Task prompt: Your task is to extract every line from the material below exactly.

Data for the task:
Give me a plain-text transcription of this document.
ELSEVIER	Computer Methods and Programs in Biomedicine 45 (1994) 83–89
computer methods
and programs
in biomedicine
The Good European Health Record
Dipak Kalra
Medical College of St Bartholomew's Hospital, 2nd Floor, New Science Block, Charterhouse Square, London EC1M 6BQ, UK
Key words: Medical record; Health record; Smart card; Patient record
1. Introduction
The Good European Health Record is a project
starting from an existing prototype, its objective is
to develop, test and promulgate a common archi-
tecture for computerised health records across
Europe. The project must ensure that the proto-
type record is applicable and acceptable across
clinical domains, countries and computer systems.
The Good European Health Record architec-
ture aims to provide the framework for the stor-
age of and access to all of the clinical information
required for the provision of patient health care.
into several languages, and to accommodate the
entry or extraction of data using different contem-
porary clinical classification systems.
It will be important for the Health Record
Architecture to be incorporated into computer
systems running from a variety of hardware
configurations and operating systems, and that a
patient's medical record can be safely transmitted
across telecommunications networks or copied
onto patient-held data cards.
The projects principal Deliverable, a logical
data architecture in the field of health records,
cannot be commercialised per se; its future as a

Expected output:
Give me a plain-text transcription of this document.
ELSEVIER	Computer Methods and Programs in Biomedicine 45 (1994) 83–89
computer methods
and programs
in biomedicine
The Good European Health Record
Dipak Kalra
Medical College of St Bartholomew's Hospital, 2nd Floor, New Science Block, Charterhouse Square, London EC1M 6BQ, UK
Key words: Medical record; Health record; Smart card; Patient record
1. Introduction
The Good European Health Record is a project
starting from an existing prototype, its objective is
to develop, test and promulgate a common archi-
tecture for computerised health records across
Europe. The project must ensure that the proto-
type record is applicable and acceptable across
clinical domains, countries and computer systems.
The Good European Health Record architec-
ture aims to provide the framework for the stor-
age of and access to all of the clinical information
required for the provision of patient health care.
into several languages, and to accommodate the
entry or extraction of data using different contem-
porary clinical classification systems.
It will be important for the Health Record
Architecture to be incorporated into computer
systems running from a variety of hardware
configurations and operating systems, and that a
patient's medical record can be safely transmitted
across telecommunications networks or copied
onto patient-held data cards.
The projects principal Deliverable, a logical
data architecture in the field of health records,
cannot be commercialised per se; its future as a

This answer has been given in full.